● Problem to work on
Search the data below for the string "optional". Extract every line that contains it.

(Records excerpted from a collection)
★ ★ ★ ★ ★ ★ ★

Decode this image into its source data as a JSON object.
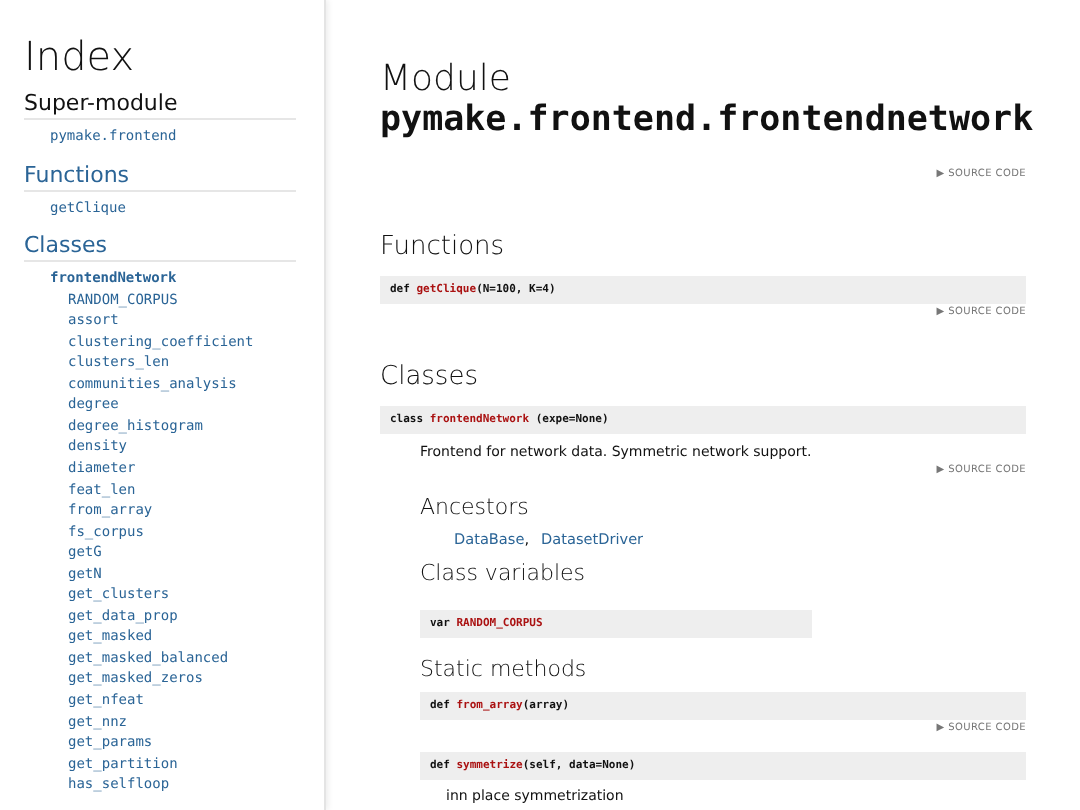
{
  "sidebar": {
    "title": "Index",
    "sections": [
      {
        "heading": "Super-module",
        "is_link": false,
        "items": [
          {
            "label": "pymake.frontend"
          }
        ]
      },
      {
        "heading": "Functions",
        "is_link": true,
        "items": [
          {
            "label": "getClique"
          }
        ]
      },
      {
        "heading": "Classes",
        "is_link": true,
        "items": [
          {
            "label": "frontendNetwork",
            "children": [
              {
                "label": "RANDOM_CORPUS"
              },
              {
                "label": "assort"
              },
              {
                "label": "clustering_coefficient"
              },
              {
                "label": "clusters_len"
              },
              {
                "label": "communities_analysis"
              },
              {
                "label": "degree"
              },
              {
                "label": "degree_histogram"
              },
              {
                "label": "density"
              },
              {
                "label": "diameter"
              },
              {
                "label": "feat_len"
              },
              {
                "label": "from_array"
              },
              {
                "label": "fs_corpus"
              },
              {
                "label": "getG"
              },
              {
                "label": "getN"
              },
              {
                "label": "get_clusters"
              },
              {
                "label": "get_data_prop"
              },
              {
                "label": "get_masked"
              },
              {
                "label": "get_masked_balanced"
              },
              {
                "label": "get_masked_zeros"
              },
              {
                "label": "get_nfeat"
              },
              {
                "label": "get_nnz"
              },
              {
                "label": "get_params"
              },
              {
                "label": "get_partition"
              },
              {
                "label": "has_selfloop"
              }
            ]
          }
        ]
      }
    ]
  },
  "main": {
    "title": "Module",
    "module_name": "pymake.frontend.frontendnetwork",
    "source_toggle": {
      "arrow": "▶",
      "label": "SOURCE CODE"
    },
    "sections": [
      {
        "heading": "Functions",
        "items": [
          {
            "kind": "signature",
            "keyword": "def",
            "name": "getClique",
            "args": "(N=100, K=4)"
          },
          {
            "kind": "source",
            "arrow": "▶",
            "label": "SOURCE CODE"
          }
        ]
      },
      {
        "heading": "Classes",
        "items": [
          {
            "kind": "signature",
            "keyword": "class",
            "name": "frontendNetwork",
            "args": " (expe=None)"
          },
          {
            "kind": "body",
            "children": [
              {
                "kind": "text",
                "text": "Frontend for network data. Symmetric network support."
              },
              {
                "kind": "source",
                "arrow": "▶",
                "label": "SOURCE CODE"
              },
              {
                "kind": "subheading",
                "text": "Ancestors"
              },
              {
                "kind": "links",
                "separator": ",",
                "links": [
                  "DataBase",
                  "DatasetDriver"
                ]
              },
              {
                "kind": "subheading",
                "text": "Class variables"
              },
              {
                "kind": "variable",
                "keyword": "var",
                "name": "RANDOM_CORPUS"
              },
              {
                "kind": "subheading",
                "text": "Static methods"
              },
              {
                "kind": "signature",
                "keyword": "def",
                "name": "from_array",
                "args": "(array)"
              },
              {
                "kind": "source",
                "arrow": "▶",
                "label": "SOURCE CODE"
              },
              {
                "kind": "signature",
                "keyword": "def",
                "name": "symmetrize",
                "args": "(self, data=None)"
              },
              {
                "kind": "docstring",
                "text": "inn place symmetrization"
              }
            ]
          }
        ]
      }
    ]
  }
}
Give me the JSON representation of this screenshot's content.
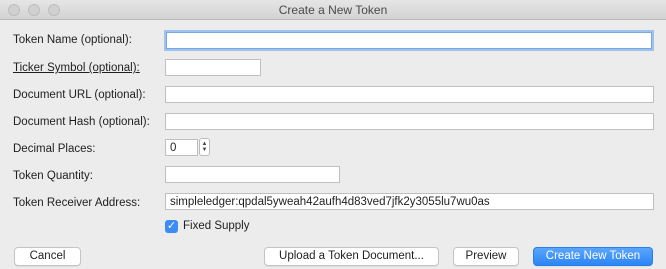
{
  "window": {
    "title": "Create a New Token"
  },
  "form": {
    "token_name": {
      "label": "Token Name (optional):",
      "value": ""
    },
    "ticker_symbol": {
      "label": "Ticker Symbol (optional):",
      "value": ""
    },
    "document_url": {
      "label": "Document URL (optional):",
      "value": ""
    },
    "document_hash": {
      "label": "Document Hash (optional):",
      "value": ""
    },
    "decimal_places": {
      "label": "Decimal Places:",
      "value": "0"
    },
    "token_quantity": {
      "label": "Token Quantity:",
      "value": ""
    },
    "receiver_address": {
      "label": "Token Receiver Address:",
      "value": "simpleledger:qpdal5yweah42aufh4d83ved7jfk2y3055lu7wu0as"
    },
    "fixed_supply": {
      "label": "Fixed Supply",
      "checked": true
    }
  },
  "buttons": {
    "cancel": "Cancel",
    "upload": "Upload a Token Document...",
    "preview": "Preview",
    "create": "Create New Token"
  },
  "icons": {
    "stepper": "stepper-arrows-icon",
    "checkmark": "checkmark-icon"
  },
  "colors": {
    "accent": "#2c84f5",
    "focus_ring": "#9fc3ef",
    "window_bg": "#ececec"
  }
}
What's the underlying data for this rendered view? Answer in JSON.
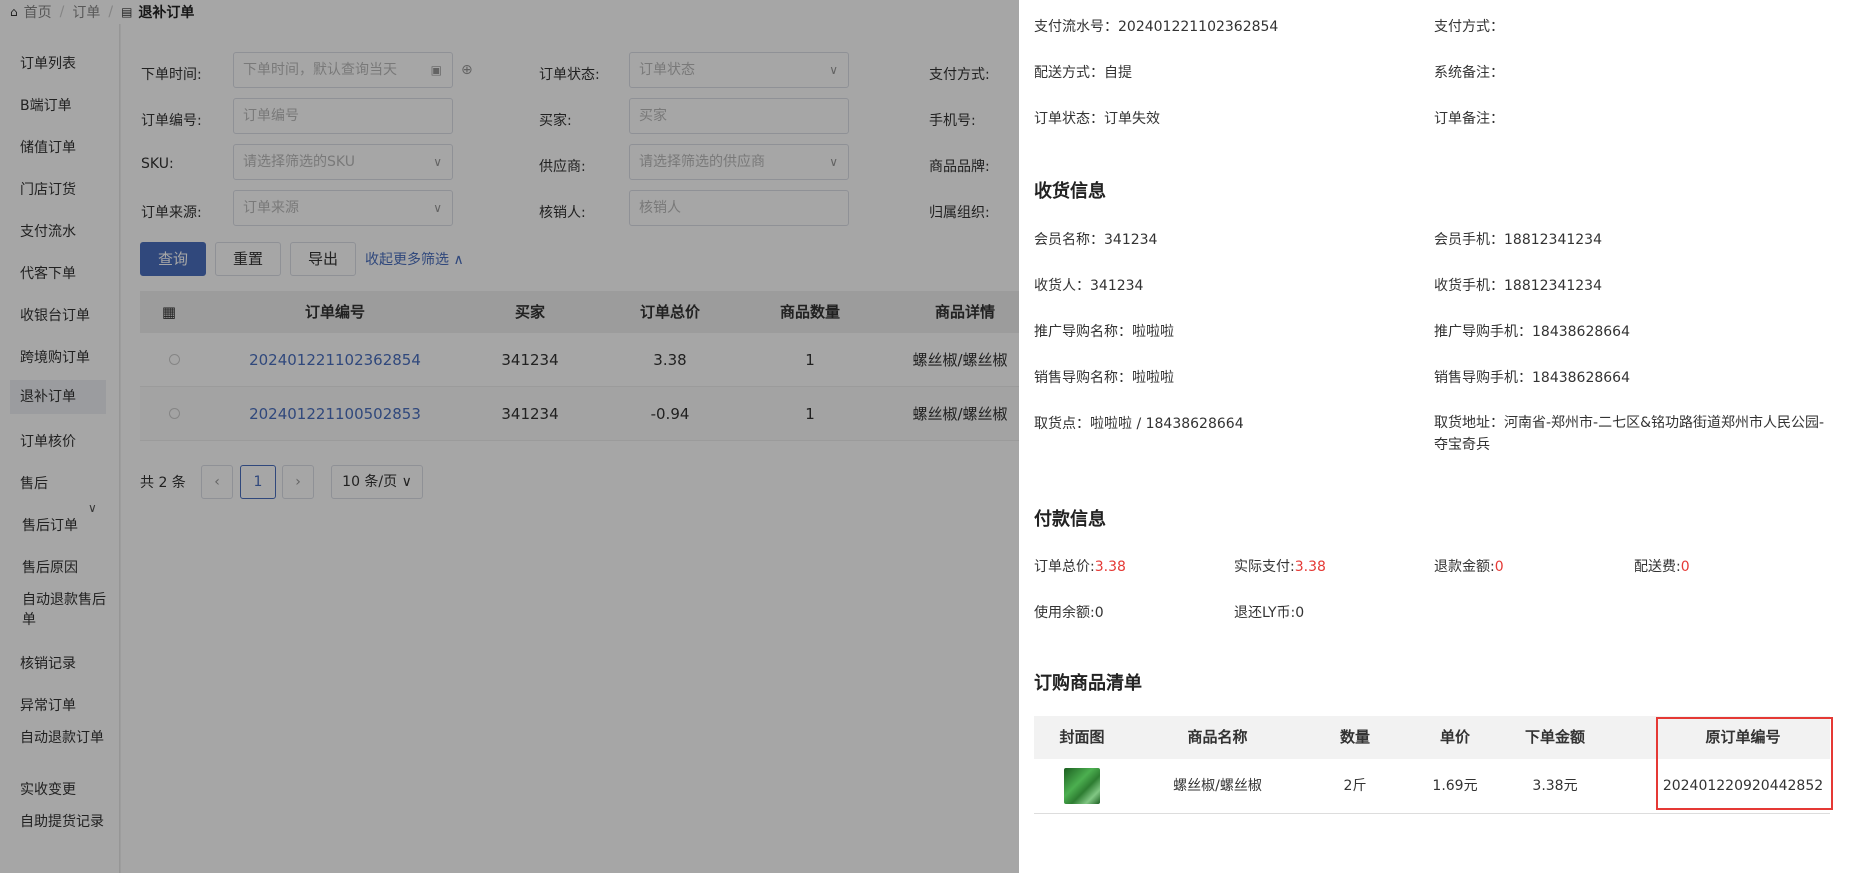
{
  "breadcrumb": {
    "home": "首页",
    "level1": "订单",
    "current": "退补订单"
  },
  "sidebar": {
    "items": [
      "订单列表",
      "B端订单",
      "储值订单",
      "门店订货",
      "支付流水",
      "代客下单",
      "收银台订单",
      "跨境购订单",
      "退补订单",
      "订单核价",
      "售后"
    ],
    "subitems": [
      "售后订单",
      "售后原因",
      "自动退款售后单"
    ],
    "items2": [
      "核销记录",
      "异常订单",
      "自动退款订单",
      "实收变更",
      "自助提货记录"
    ]
  },
  "filters": {
    "order_time_label": "下单时间:",
    "order_time_placeholder": "下单时间，默认查询当天",
    "order_status_label": "订单状态:",
    "order_status_placeholder": "订单状态",
    "pay_method_label": "支付方式:",
    "order_no_label": "订单编号:",
    "order_no_placeholder": "订单编号",
    "buyer_label": "买家:",
    "buyer_placeholder": "买家",
    "phone_label": "手机号:",
    "sku_label": "SKU:",
    "sku_placeholder": "请选择筛选的SKU",
    "supplier_label": "供应商:",
    "supplier_placeholder": "请选择筛选的供应商",
    "brand_label": "商品品牌:",
    "source_label": "订单来源:",
    "source_placeholder": "订单来源",
    "verifier_label": "核销人:",
    "verifier_placeholder": "核销人",
    "org_label": "归属组织:"
  },
  "actions": {
    "query": "查询",
    "reset": "重置",
    "export": "导出",
    "collapse": "收起更多筛选"
  },
  "table": {
    "columns": [
      "订单编号",
      "买家",
      "订单总价",
      "商品数量",
      "商品详情"
    ],
    "rows": [
      {
        "order_no": "202401221102362854",
        "buyer": "341234",
        "total": "3.38",
        "qty": "1",
        "detail": "螺丝椒/螺丝椒"
      },
      {
        "order_no": "202401221100502853",
        "buyer": "341234",
        "total": "-0.94",
        "qty": "1",
        "detail": "螺丝椒/螺丝椒"
      }
    ]
  },
  "pager": {
    "total_text": "共 2 条",
    "current_page": "1",
    "page_size": "10 条/页"
  },
  "drawer": {
    "pay_serial": "支付流水号：202401221102362854",
    "pay_method": "支付方式：",
    "delivery": "配送方式：自提",
    "system_note": "系统备注：",
    "order_status": "订单状态：订单失效",
    "order_note": "订单备注：",
    "receive_title": "收货信息",
    "member_name": "会员名称：341234",
    "member_phone": "会员手机：18812341234",
    "receiver": "收货人：341234",
    "receiver_phone": "收货手机：18812341234",
    "promoter_name": "推广导购名称：啦啦啦",
    "promoter_phone": "推广导购手机：18438628664",
    "sales_name": "销售导购名称：啦啦啦",
    "sales_phone": "销售导购手机：18438628664",
    "pickup_point": "取货点：啦啦啦 / 18438628664",
    "pickup_address": "取货地址：河南省-郑州市-二七区&铭功路街道郑州市人民公园-夺宝奇兵",
    "payment_title": "付款信息",
    "total_label": "订单总价:",
    "total_value": "3.38",
    "actual_label": "实际支付:",
    "actual_value": "3.38",
    "refund_label": "退款金额:",
    "refund_value": "0",
    "shipping_label": "配送费:",
    "shipping_value": "0",
    "balance": "使用余额:0",
    "ly_coin": "退还LY币:0",
    "goods_title": "订购商品清单",
    "goods_columns": [
      "封面图",
      "商品名称",
      "数量",
      "单价",
      "下单金额",
      "原订单编号"
    ],
    "goods_rows": [
      {
        "name": "螺丝椒/螺丝椒",
        "qty": "2斤",
        "price": "1.69元",
        "amount": "3.38元",
        "orig_order": "202401220920442852"
      }
    ]
  },
  "colors": {
    "primary": "#4a6fbf",
    "red": "#e53935"
  }
}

★ ★ ★ ★ ★ ★ ★

● Exercise answer
      "label": "Token Name (optional):",
      "label": "Ticker Symbol (optional):",
      "label": "Document URL (optional):",
      "label": "Document Hash (optional):",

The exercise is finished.